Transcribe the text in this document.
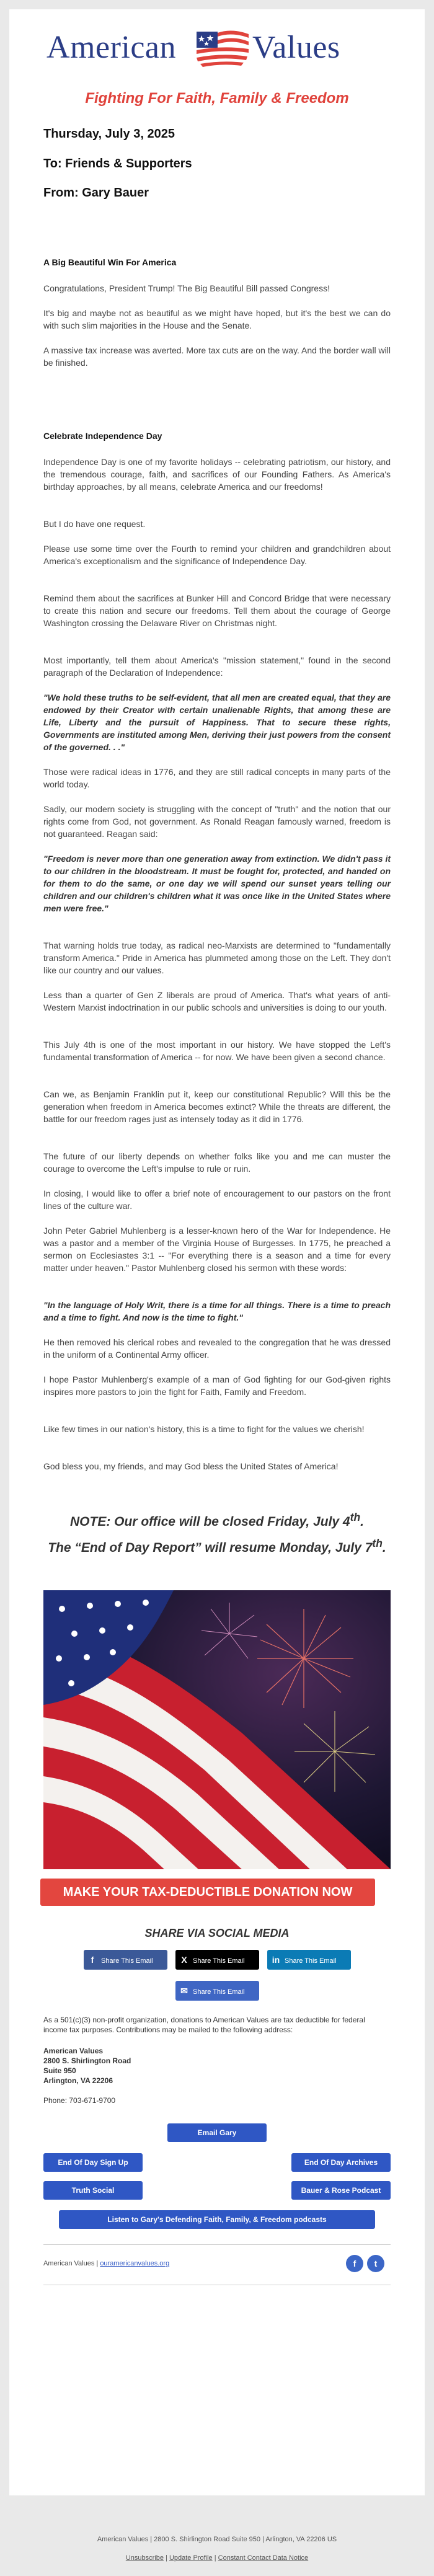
American Values
Fighting For Faith, Family & Freedom
Thursday, July 3, 2025
To: Friends & Supporters
From: Gary Bauer
A Big Beautiful Win For America

Congratulations, President Trump! The Big Beautiful Bill passed Congress!

It's big and maybe not as beautiful as we might have hoped, but it's the best we can do with such slim majorities in the House and the Senate.

A massive tax increase was averted. More tax cuts are on the way. And the border wall will be finished.

Celebrate Independence Day

Independence Day is one of my favorite holidays -- celebrating patriotism, our history, and the tremendous courage, faith, and sacrifices of our Founding Fathers. As America's birthday approaches, by all means, celebrate America and our freedoms!

But I do have one request.

Please use some time over the Fourth to remind your children and grandchildren about America's exceptionalism and the significance of Independence Day.

Remind them about the sacrifices at Bunker Hill and Concord Bridge that were necessary to create this nation and secure our freedoms. Tell them about the courage of George Washington crossing the Delaware River on Christmas night.

Most importantly, tell them about America's "mission statement," found in the second paragraph of the Declaration of Independence:

"We hold these truths to be self-evident, that all men are created equal, that they are endowed by their Creator with certain unalienable Rights, that among these are Life, Liberty and the pursuit of Happiness. That to secure these rights, Governments are instituted among Men, deriving their just powers from the consent of the governed. . ."

Those were radical ideas in 1776, and they are still radical concepts in many parts of the world today.

Sadly, our modern society is struggling with the concept of "truth" and the notion that our rights come from God, not government. As Ronald Reagan famously warned, freedom is not guaranteed. Reagan said:

"Freedom is never more than one generation away from extinction. We didn't pass it to our children in the bloodstream. It must be fought for, protected, and handed on for them to do the same, or one day we will spend our sunset years telling our children and our children's children what it was once like in the United States where men were free."

That warning holds true today, as radical neo-Marxists are determined to "fundamentally transform America." Pride in America has plummeted among those on the Left. They don't like our country and our values.

Less than a quarter of Gen Z liberals are proud of America. That's what years of anti-Western Marxist indoctrination in our public schools and universities is doing to our youth.

This July 4th is one of the most important in our history. We have stopped the Left's fundamental transformation of America -- for now. We have been given a second chance.

Can we, as Benjamin Franklin put it, keep our constitutional Republic? Will this be the generation when freedom in America becomes extinct? While the threats are different, the battle for our freedom rages just as intensely today as it did in 1776.

The future of our liberty depends on whether folks like you and me can muster the courage to overcome the Left's impulse to rule or ruin.

In closing, I would like to offer a brief note of encouragement to our pastors on the front lines of the culture war.

John Peter Gabriel Muhlenberg is a lesser-known hero of the War for Independence. He was a pastor and a member of the Virginia House of Burgesses. In 1775, he preached a sermon on Ecclesiastes 3:1 -- "For everything there is a season and a time for every matter under heaven." Pastor Muhlenberg closed his sermon with these words:

"In the language of Holy Writ, there is a time for all things. There is a time to preach and a time to fight. And now is the time to fight."

He then removed his clerical robes and revealed to the congregation that he was dressed in the uniform of a Continental Army officer.

I hope Pastor Muhlenberg's example of a man of God fighting for our God-given rights inspires more pastors to join the fight for Faith, Family and Freedom.

Like few times in our nation's history, this is a time to fight for the values we cherish!

God bless you, my friends, and may God bless the United States of America!

NOTE: Our office will be closed Friday, July 4th.
The “End of Day Report” will resume Monday, July 7th.
MAKE YOUR TAX-DEDUCTIBLE DONATION NOW
SHARE VIA SOCIAL MEDIA
f Share This Email	X Share This Email	in Share This Email
✉ Share This Email
As a 501(c)(3) non-profit organization, donations to American Values are tax deductible for federal income tax purposes. Contributions may be mailed to the following address:
American Values
2800 S. Shirlington Road
Suite 950
Arlington, VA 22206
Phone: 703-671-9700
Email Gary
End Of Day Sign Up	End Of Day Archives
Truth Social	Bauer & Rose Podcast
Listen to Gary's Defending Faith, Family, & Freedom podcasts
American Values | ouramericanvalues.org	f	t
American Values | 2800 S. Shirlington Road Suite 950 | Arlington, VA 22206 US
Unsubscribe | Update Profile | Constant Contact Data Notice
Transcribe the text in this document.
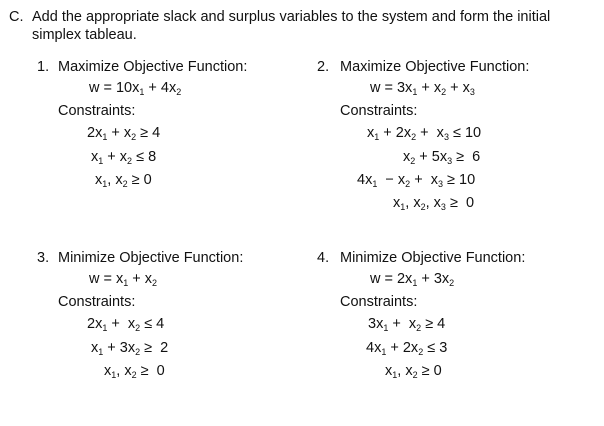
C. Add the appropriate slack and surplus variables to the system and form the initial
simplex tableau.
1. Maximize Objective Function:
$w = 10x_1 + 4x_2$
Constraints:
$2x_1 + x_2 \ge 4$
$x_1 + x_2 \le 8$
$x_1$, $x_2 \ge 0$
2. Maximize Objective Function:
$w = 3x_1 + x_2 + x_3$
Constraints:
$x_1 + 2x_2 + x_3 \le 10$
$x_2 + 5x_3 \ge 6$
$4x_1 - x_2 + x_3 \ge 10$
$x_1$, $x_2$, $x_3 \ge 0$
3. Minimize Objective Function:
$w = x_1 + x_2$
Constraints:
$2x_1 + x_2 \le 4$
$x_1 + 3x_2 \ge 2$
$x_1$, $x_2 \ge 0$
4. Minimize Objective Function:
$w = 2x_1 + 3x_2$
Constraints:
$3x_1 + x_2 \ge 4$
$4x_1 + 2x_2 \le 3$
$x_1$, $x_2 \ge 0$
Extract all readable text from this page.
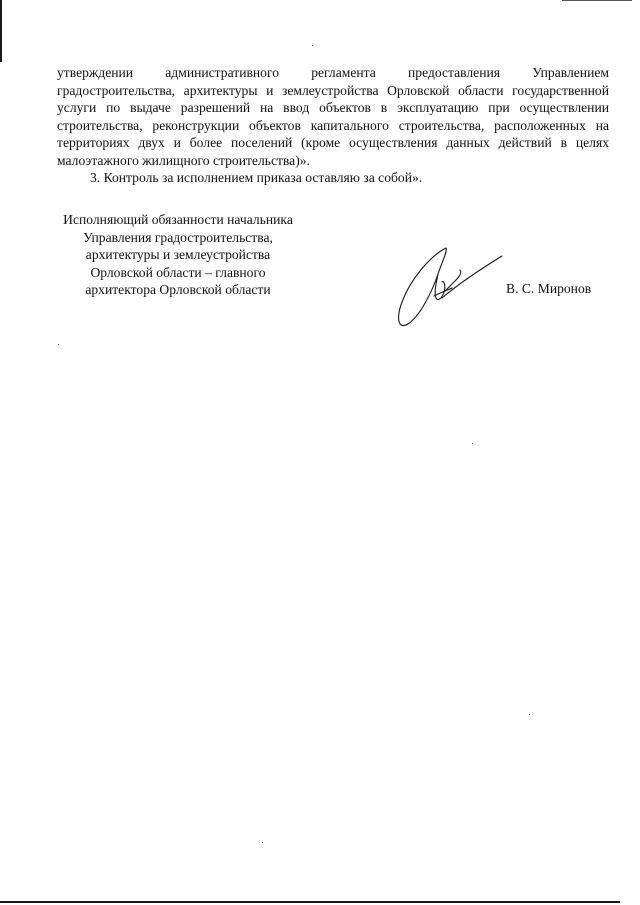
утверждении административного регламента предоставления Управлением градостроительства, архитектуры и землеустройства Орловской области государственной услуги по выдаче разрешений на ввод объектов в эксплуатацию при осуществлении строительства, реконструкции объектов капитального строительства, расположенных на территориях двух и более поселений (кроме осуществления данных действий в целях малоэтажного жилищного строительства)».

3. Контроль за исполнением приказа оставляю за собой».

Исполняющий обязанности начальника
Управления градостроительства,
архитектуры и землеустройства
Орловской области – главного
архитектора Орловской области	В. С. Миронов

# # # #

Show all lines from the data above in which the word "American" appears.

● **Answer to the task**
American Values
As a 501(c)(3) non-profit organization, donations to American Values are tax deductible for federal income tax purposes. Contributions may be mailed to the following address:
American Values
American Values | ouramericanvalues.org	f	t
American Values | 2800 S. Shirlington Road Suite 950 | Arlington, VA 22206 US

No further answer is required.